··· Data entries ···

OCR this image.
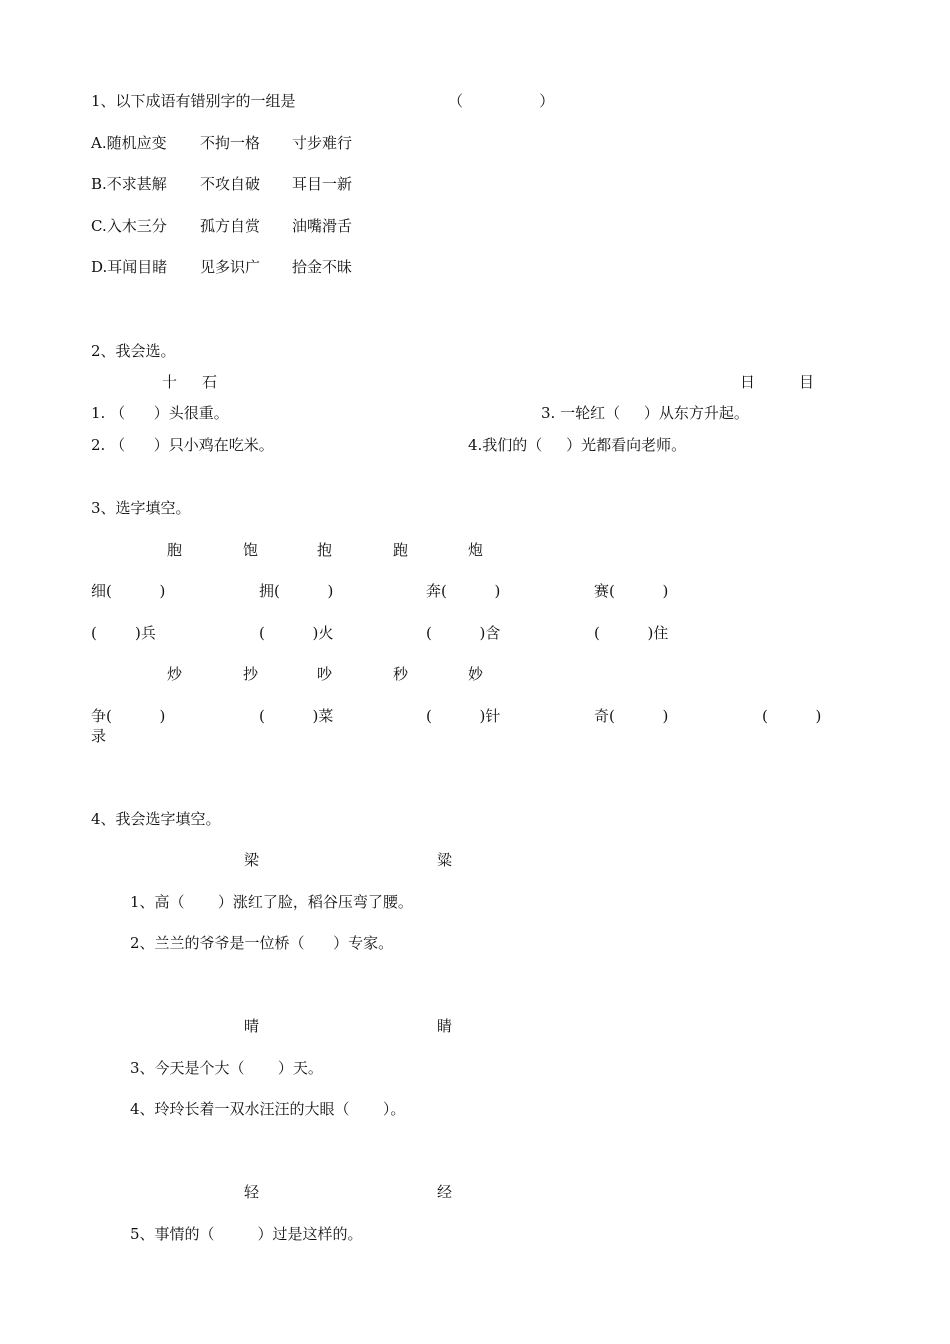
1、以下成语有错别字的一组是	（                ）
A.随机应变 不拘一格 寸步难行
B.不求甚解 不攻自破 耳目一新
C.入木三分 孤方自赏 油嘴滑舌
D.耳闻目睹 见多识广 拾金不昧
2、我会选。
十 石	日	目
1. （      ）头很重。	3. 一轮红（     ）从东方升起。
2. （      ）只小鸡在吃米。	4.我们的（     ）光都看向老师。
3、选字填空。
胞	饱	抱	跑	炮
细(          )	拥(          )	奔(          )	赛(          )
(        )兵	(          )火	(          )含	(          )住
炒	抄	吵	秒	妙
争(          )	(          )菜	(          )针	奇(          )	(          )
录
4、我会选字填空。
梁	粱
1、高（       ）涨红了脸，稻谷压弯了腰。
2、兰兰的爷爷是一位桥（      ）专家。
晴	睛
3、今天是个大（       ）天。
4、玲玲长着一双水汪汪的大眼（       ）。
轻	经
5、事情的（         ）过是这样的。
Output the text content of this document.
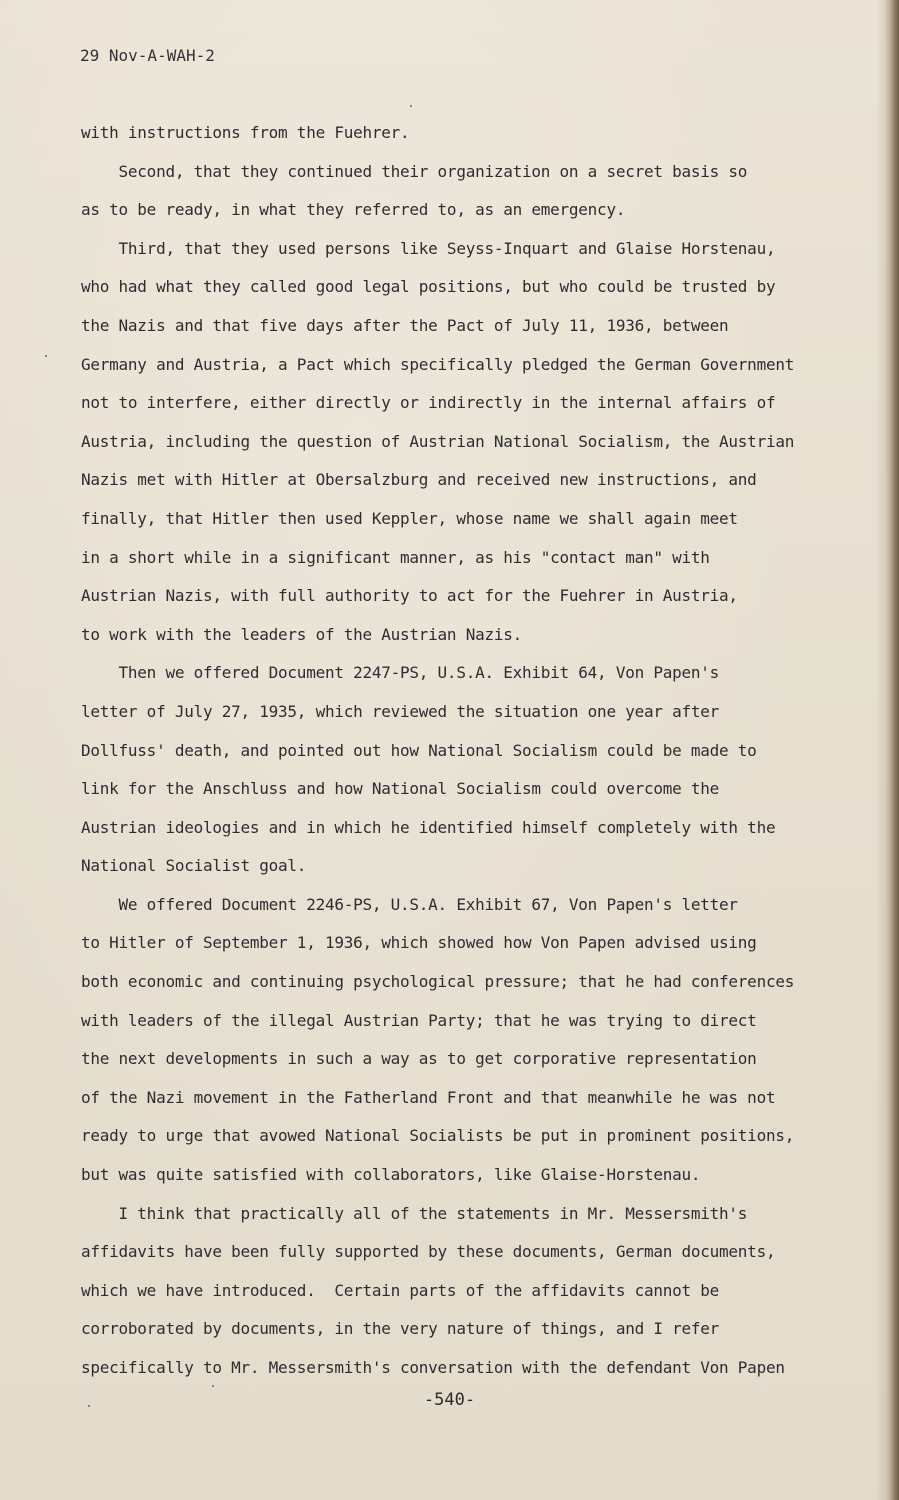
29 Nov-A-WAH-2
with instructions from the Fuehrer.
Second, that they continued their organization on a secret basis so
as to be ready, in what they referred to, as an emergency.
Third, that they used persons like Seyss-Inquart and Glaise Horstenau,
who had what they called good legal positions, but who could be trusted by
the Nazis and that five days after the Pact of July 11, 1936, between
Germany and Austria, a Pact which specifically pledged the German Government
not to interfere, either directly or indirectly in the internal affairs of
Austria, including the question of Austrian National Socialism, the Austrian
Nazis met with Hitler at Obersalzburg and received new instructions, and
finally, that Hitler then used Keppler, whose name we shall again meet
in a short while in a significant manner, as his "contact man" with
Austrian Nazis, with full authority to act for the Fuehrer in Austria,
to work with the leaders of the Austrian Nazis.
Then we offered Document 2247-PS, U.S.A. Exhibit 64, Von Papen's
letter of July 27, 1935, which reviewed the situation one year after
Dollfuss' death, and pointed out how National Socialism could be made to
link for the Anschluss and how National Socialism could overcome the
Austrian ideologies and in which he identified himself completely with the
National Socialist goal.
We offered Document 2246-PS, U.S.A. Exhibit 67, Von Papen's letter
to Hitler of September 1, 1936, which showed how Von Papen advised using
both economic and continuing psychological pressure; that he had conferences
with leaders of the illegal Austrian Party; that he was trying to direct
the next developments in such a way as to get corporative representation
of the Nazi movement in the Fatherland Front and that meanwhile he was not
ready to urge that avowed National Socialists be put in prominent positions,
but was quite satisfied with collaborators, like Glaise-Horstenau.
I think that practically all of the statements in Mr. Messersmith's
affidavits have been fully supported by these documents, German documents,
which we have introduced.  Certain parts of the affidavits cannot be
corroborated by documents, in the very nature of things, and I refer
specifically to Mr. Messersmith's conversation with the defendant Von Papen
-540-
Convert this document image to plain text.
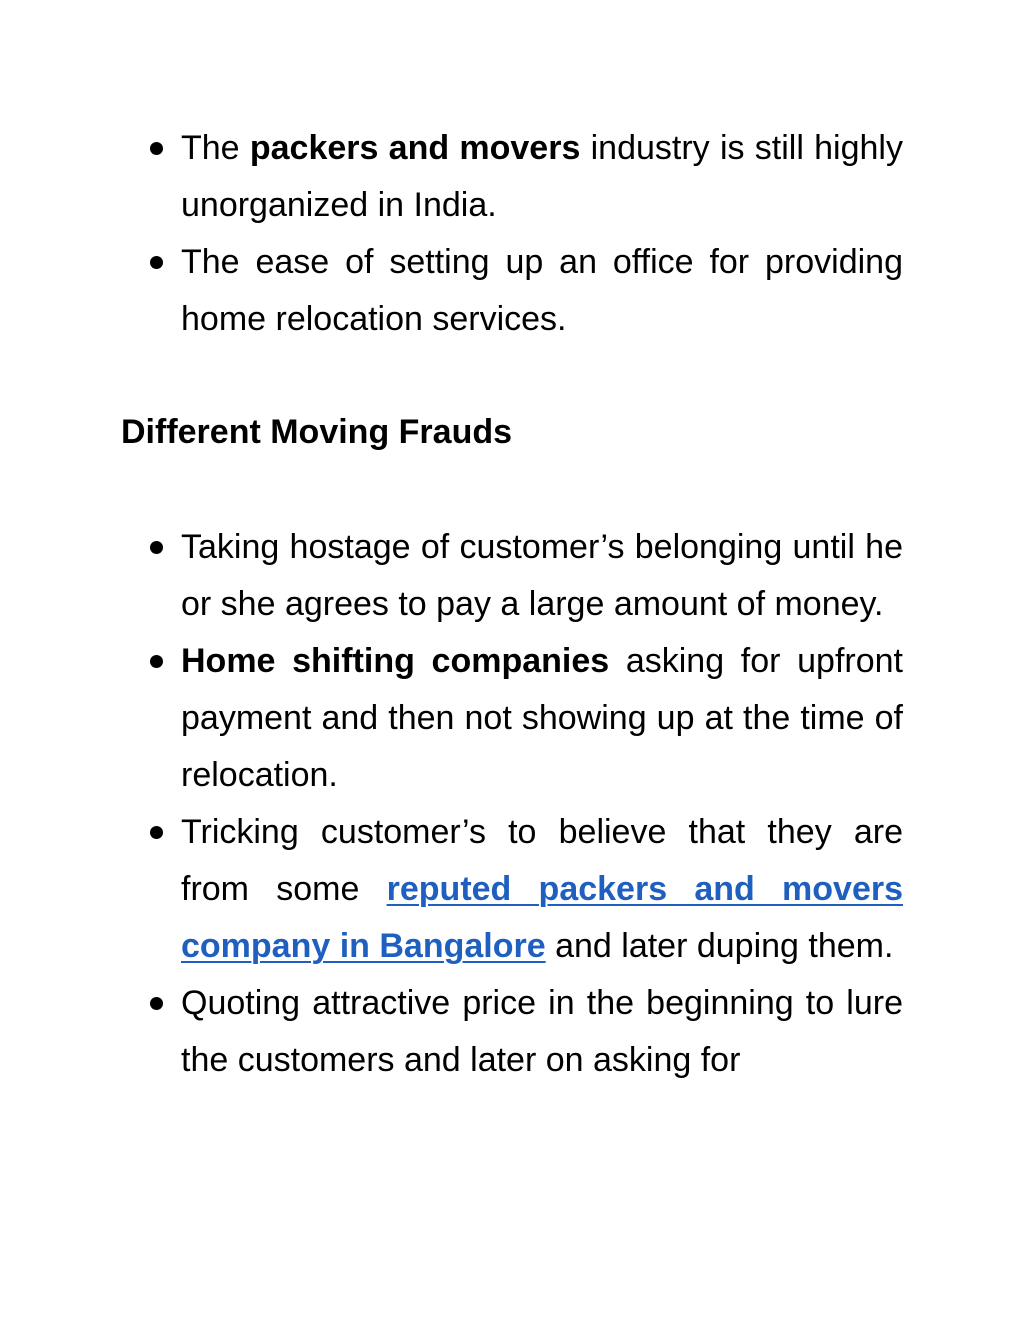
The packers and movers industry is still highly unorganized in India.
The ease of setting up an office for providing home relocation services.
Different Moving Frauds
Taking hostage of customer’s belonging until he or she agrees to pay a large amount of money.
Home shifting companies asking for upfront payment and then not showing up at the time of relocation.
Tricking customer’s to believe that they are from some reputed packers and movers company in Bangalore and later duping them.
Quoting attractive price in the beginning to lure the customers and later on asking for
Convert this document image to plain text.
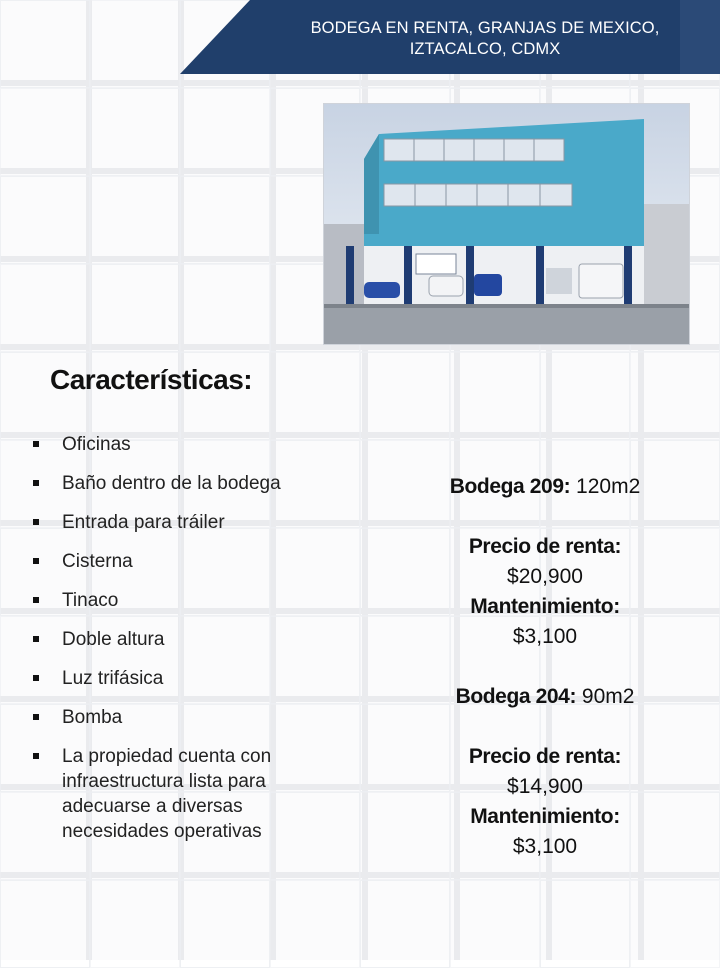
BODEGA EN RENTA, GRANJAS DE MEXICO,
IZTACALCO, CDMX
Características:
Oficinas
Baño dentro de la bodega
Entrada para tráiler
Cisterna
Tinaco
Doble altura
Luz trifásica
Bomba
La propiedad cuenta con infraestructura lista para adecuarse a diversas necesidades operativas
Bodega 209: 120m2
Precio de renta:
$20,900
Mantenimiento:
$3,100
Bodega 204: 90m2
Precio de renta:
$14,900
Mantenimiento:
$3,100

···

▶ [Given task]:
Replicate the material above verbatim; images stay out of the copy.

▶ [Solution]:
OCR this image.
1、以下成语有错别字的一组是	（                ）
A.随机应变 不拘一格 寸步难行
B.不求甚解 不攻自破 耳目一新
C.入木三分 孤方自赏 油嘴滑舌
D.耳闻目睹 见多识广 拾金不昧
2、我会选。
十 石	日	目
1. （      ）头很重。	3. 一轮红（     ）从东方升起。
2. （      ）只小鸡在吃米。	4.我们的（     ）光都看向老师。
3、选字填空。
胞	饱	抱	跑	炮
细(          )	拥(          )	奔(          )	赛(          )
(        )兵	(          )火	(          )含	(          )住
炒	抄	吵	秒	妙
争(          )	(          )菜	(          )针	奇(          )	(          )
录
4、我会选字填空。
梁	粱
1、高（       ）涨红了脸，稻谷压弯了腰。
2、兰兰的爷爷是一位桥（      ）专家。
晴	睛
3、今天是个大（       ）天。
4、玲玲长着一双水汪汪的大眼（       ）。
轻	经
5、事情的（         ）过是这样的。
Output the text content of this document.
29 Nov-A-WAH-2
with instructions from the Fuehrer.
Second, that they continued their organization on a secret basis so
as to be ready, in what they referred to, as an emergency.
Third, that they used persons like Seyss-Inquart and Glaise Horstenau,
who had what they called good legal positions, but who could be trusted by
the Nazis and that five days after the Pact of July 11, 1936, between
Germany and Austria, a Pact which specifically pledged the German Government
not to interfere, either directly or indirectly in the internal affairs of
Austria, including the question of Austrian National Socialism, the Austrian
Nazis met with Hitler at Obersalzburg and received new instructions, and
finally, that Hitler then used Keppler, whose name we shall again meet
in a short while in a significant manner, as his "contact man" with
Austrian Nazis, with full authority to act for the Fuehrer in Austria,
to work with the leaders of the Austrian Nazis.
Then we offered Document 2247-PS, U.S.A. Exhibit 64, Von Papen's
letter of July 27, 1935, which reviewed the situation one year after
Dollfuss' death, and pointed out how National Socialism could be made to
link for the Anschluss and how National Socialism could overcome the
Austrian ideologies and in which he identified himself completely with the
National Socialist goal.
We offered Document 2246-PS, U.S.A. Exhibit 67, Von Papen's letter
to Hitler of September 1, 1936, which showed how Von Papen advised using
both economic and continuing psychological pressure; that he had conferences
with leaders of the illegal Austrian Party; that he was trying to direct
the next developments in such a way as to get corporative representation
of the Nazi movement in the Fatherland Front and that meanwhile he was not
ready to urge that avowed National Socialists be put in prominent positions,
but was quite satisfied with collaborators, like Glaise-Horstenau.
I think that practically all of the statements in Mr. Messersmith's
affidavits have been fully supported by these documents, German documents,
which we have introduced.  Certain parts of the affidavits cannot be
corroborated by documents, in the very nature of things, and I refer
specifically to Mr. Messersmith's conversation with the defendant Von Papen
-540-
Convert this document image to plain text.
The packers and movers industry is still highly unorganized in India.
The ease of setting up an office for providing home relocation services.
Different Moving Frauds
Taking hostage of customer’s belonging until he or she agrees to pay a large amount of money.
Home shifting companies asking for upfront payment and then not showing up at the time of relocation.
Tricking customer’s to believe that they are from some reputed packers and movers company in Bangalore and later duping them.
Quoting attractive price in the beginning to lure the customers and later on asking for
Convert this document image to plain text.
BODEGA EN RENTA, GRANJAS DE MEXICO,
IZTACALCO, CDMX
Características:
Oficinas
Baño dentro de la bodega
Entrada para tráiler
Cisterna
Tinaco
Doble altura
Luz trifásica
Bomba
La propiedad cuenta con infraestructura lista para adecuarse a diversas necesidades operativas
Bodega 209: 120m2
Precio de renta:
$20,900
Mantenimiento:
$3,100
Bodega 204: 90m2
Precio de renta:
$14,900
Mantenimiento:
$3,100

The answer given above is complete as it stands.